GOAL OF THE EXERCISE> Select all lines in the records that include "Juni".
____ RECORDS SUPPLIED
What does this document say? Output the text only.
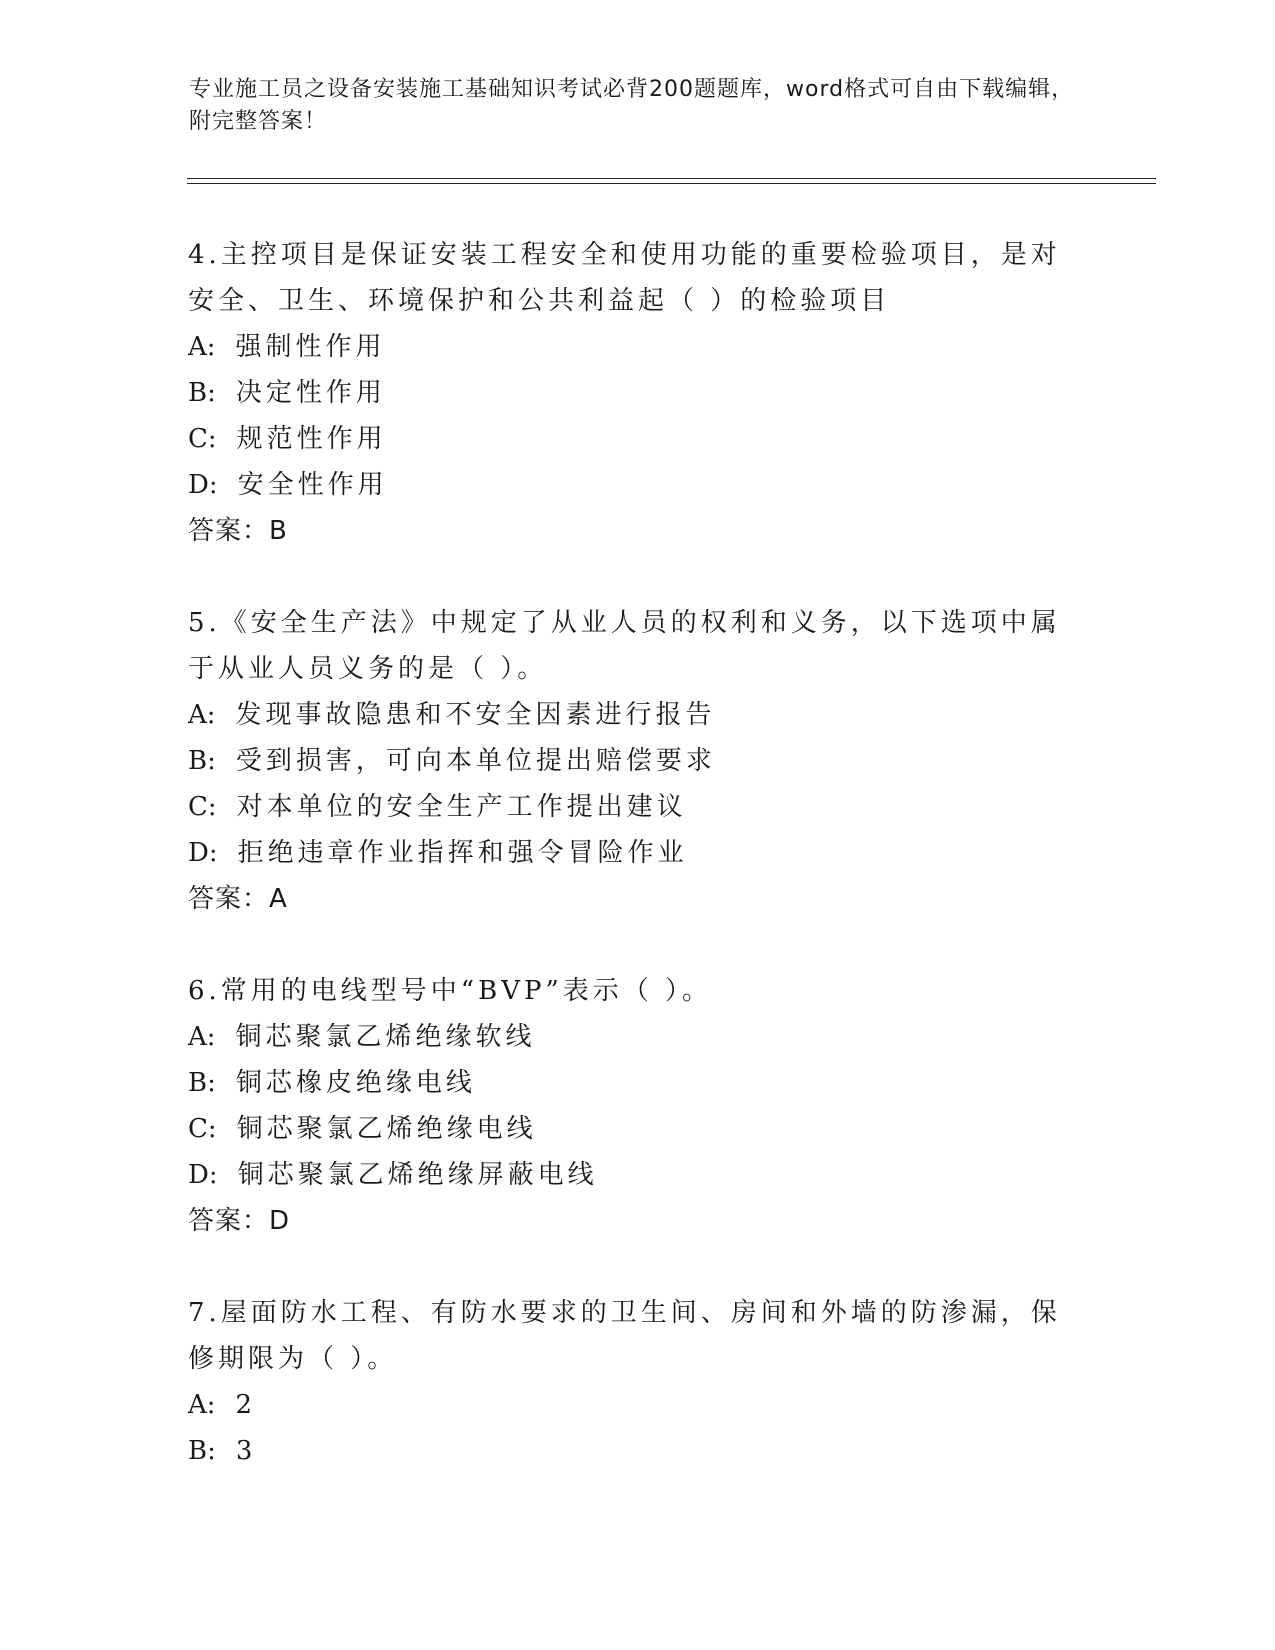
专业施工员之设备安装施工基础知识考试必背200题题库，word格式可自由下载编辑，附完整答案！

4.主控项目是保证安装工程安全和使用功能的重要检验项目，是对安全、卫生、环境保护和公共利益起（ ）的检验项目

A: 强制性作用

B: 决定性作用

C: 规范性作用

D: 安全性作用

答案：B

5.《安全生产法》中规定了从业人员的权利和义务，以下选项中属于从业人员义务的是（ ）。

A: 发现事故隐患和不安全因素进行报告

B: 受到损害，可向本单位提出赔偿要求

C: 对本单位的安全生产工作提出建议

D: 拒绝违章作业指挥和强令冒险作业

答案：A

6.常用的电线型号中“BVP”表示（ ）。

A: 铜芯聚氯乙烯绝缘软线

B: 铜芯橡皮绝缘电线

C: 铜芯聚氯乙烯绝缘电线

D: 铜芯聚氯乙烯绝缘屏蔽电线

答案：D

7.屋面防水工程、有防水要求的卫生间、房间和外墙的防渗漏，保修期限为（ ）。

A: 2

B: 3
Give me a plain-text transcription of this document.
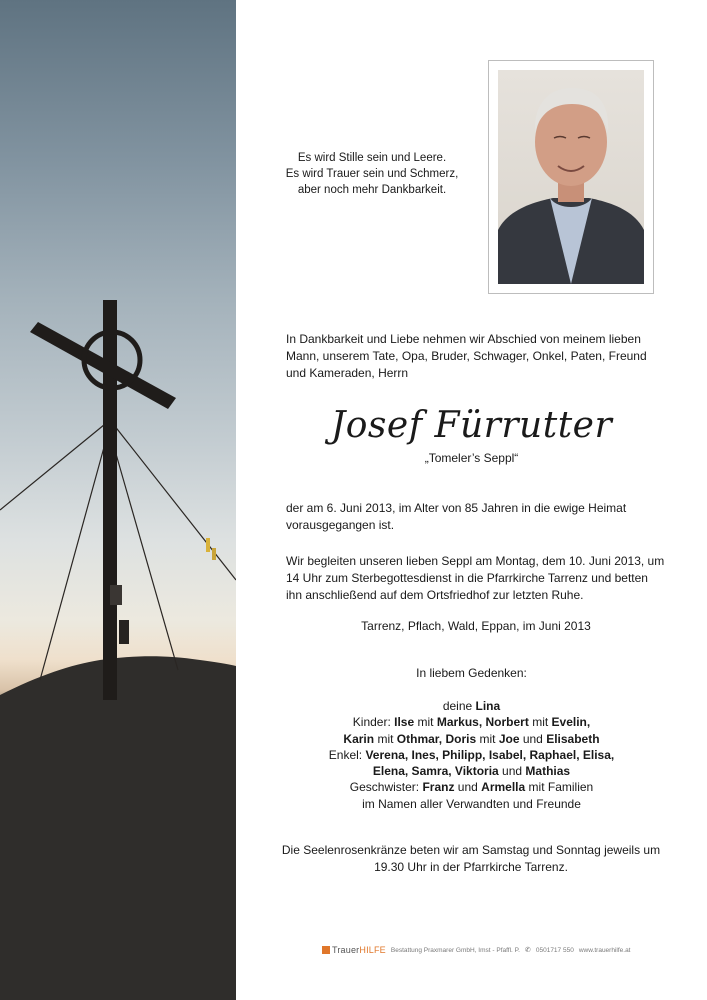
Es wird Stille sein und Leere.
Es wird Trauer sein und Schmerz,
aber noch mehr Dankbarkeit.

In Dankbarkeit und Liebe nehmen wir Abschied von meinem lieben Mann, unserem Tate, Opa, Bruder, Schwager, Onkel, Paten, Freund und Kameraden, Herrn

Josef Fürrutter

„Tomeler’s Seppl“

der am 6. Juni 2013, im Alter von 85 Jahren in die ewige Heimat vorausgegangen ist.

Wir begleiten unseren lieben Seppl am Montag, dem 10. Juni 2013, um 14 Uhr zum Sterbegottesdienst in die Pfarrkirche Tarrenz und betten ihn anschließend auf dem Ortsfriedhof zur letzten Ruhe.

Tarrenz, Pflach, Wald, Eppan, im Juni 2013

In liebem Gedenken:

deine Lina
Kinder: Ilse mit Markus, Norbert mit Evelin,
Karin mit Othmar, Doris mit Joe und Elisabeth
Enkel: Verena, Ines, Philipp, Isabel, Raphael, Elisa,
Elena, Samra, Viktoria und Mathias
Geschwister: Franz und Armella mit Familien
im Namen aller Verwandten und Freunde

Die Seelenrosenkränze beten wir am Samstag und Sonntag jeweils um 19.30 Uhr in der Pfarrkirche Tarrenz.

TrauerHILFE Bestattung Praxmarer GmbH, Imst - Pfaffl. P. ✆ 0501717 550 www.trauerhilfe.at
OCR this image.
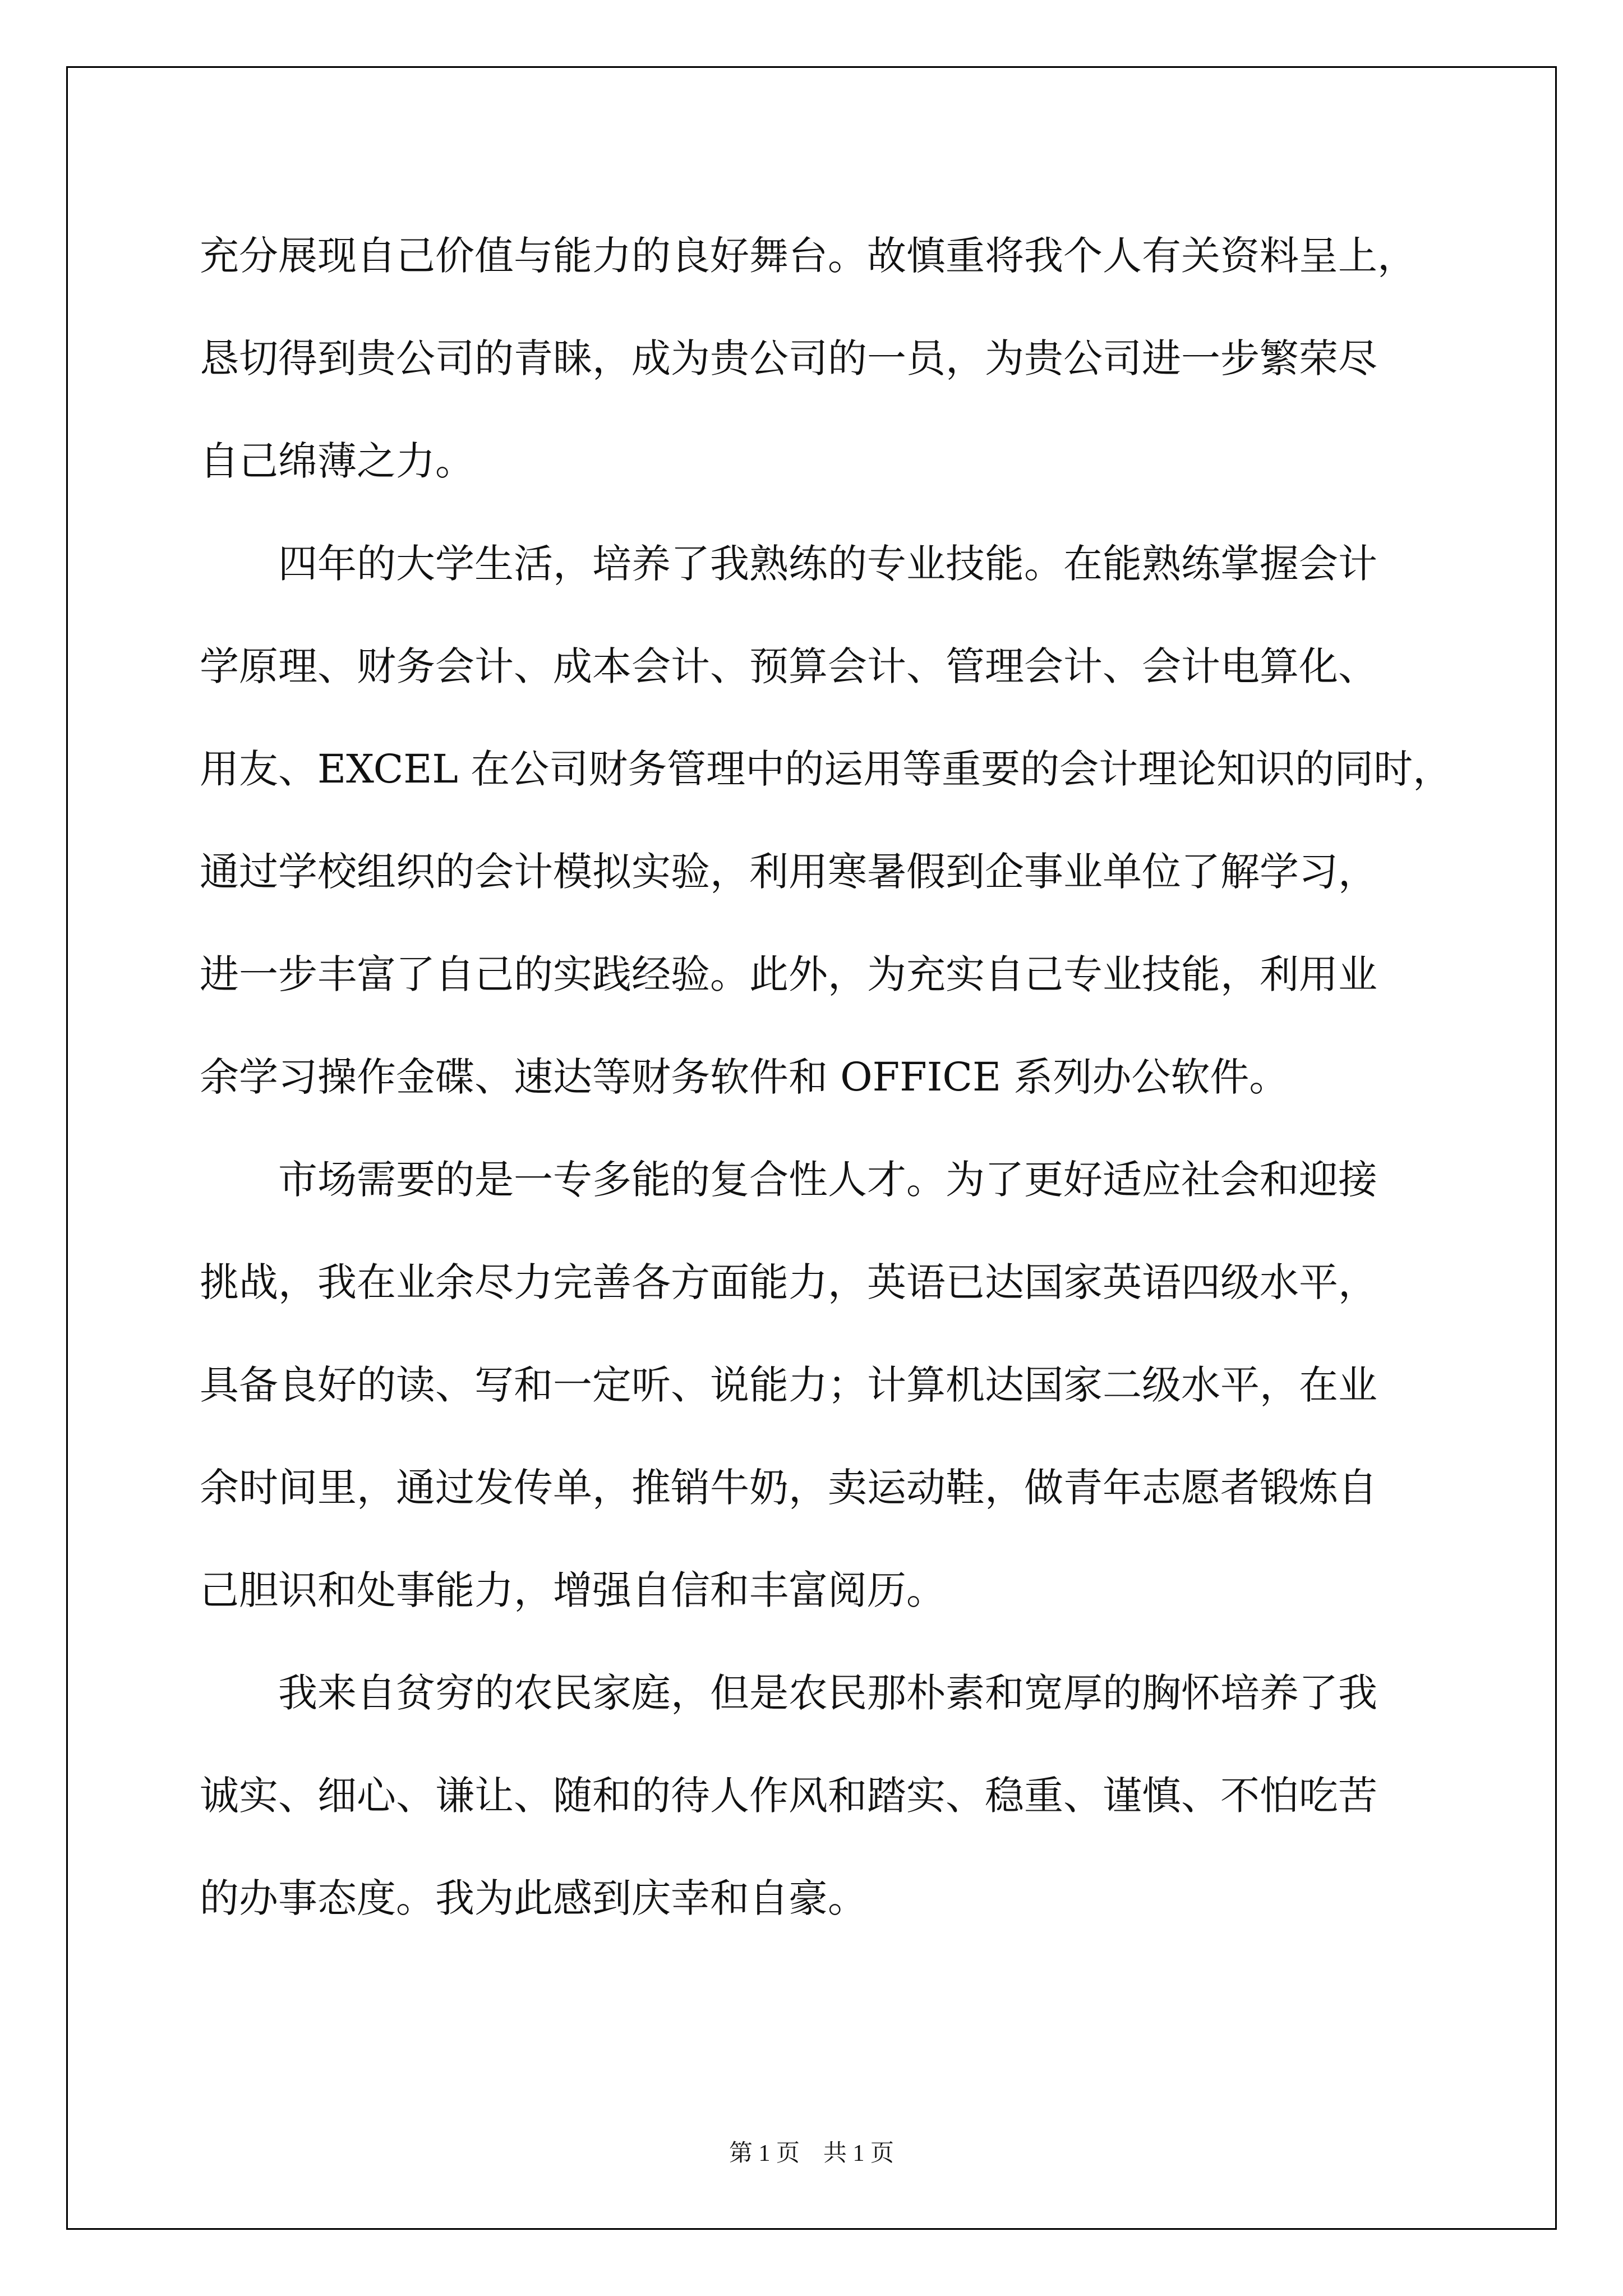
充分展现自己价值与能力的良好舞台。故慎重将我个人有关资料呈上，
恳切得到贵公司的青睐，成为贵公司的一员，为贵公司进一步繁荣尽
自己绵薄之力。
四年的大学生活，培养了我熟练的专业技能。在能熟练掌握会计
学原理、财务会计、成本会计、预算会计、管理会计、会计电算化、
用友、EXCEL 在公司财务管理中的运用等重要的会计理论知识的同时，
通过学校组织的会计模拟实验，利用寒暑假到企事业单位了解学习，
进一步丰富了自己的实践经验。此外，为充实自己专业技能，利用业
余学习操作金碟、速达等财务软件和 OFFICE 系列办公软件。
市场需要的是一专多能的复合性人才。为了更好适应社会和迎接
挑战，我在业余尽力完善各方面能力，英语已达国家英语四级水平，
具备良好的读、写和一定听、说能力；计算机达国家二级水平，在业
余时间里，通过发传单，推销牛奶，卖运动鞋，做青年志愿者锻炼自
己胆识和处事能力，增强自信和丰富阅历。
我来自贫穷的农民家庭，但是农民那朴素和宽厚的胸怀培养了我
诚实、细心、谦让、随和的待人作风和踏实、稳重、谨慎、不怕吃苦
的办事态度。我为此感到庆幸和自豪。
第 1 页    共 1 页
________
WRITTEN ANSWER>
der am 6. Juni 2013, im Alter von 85 Jahren in die ewige Heimat vorausgegangen ist.
Wir begleiten unseren lieben Seppl am Montag, dem 10. Juni 2013, um 14 Uhr zum Sterbegottesdienst in die Pfarrkirche Tarrenz und betten ihn anschließend auf dem Ortsfriedhof zur letzten Ruhe.
Tarrenz, Pflach, Wald, Eppan, im Juni 2013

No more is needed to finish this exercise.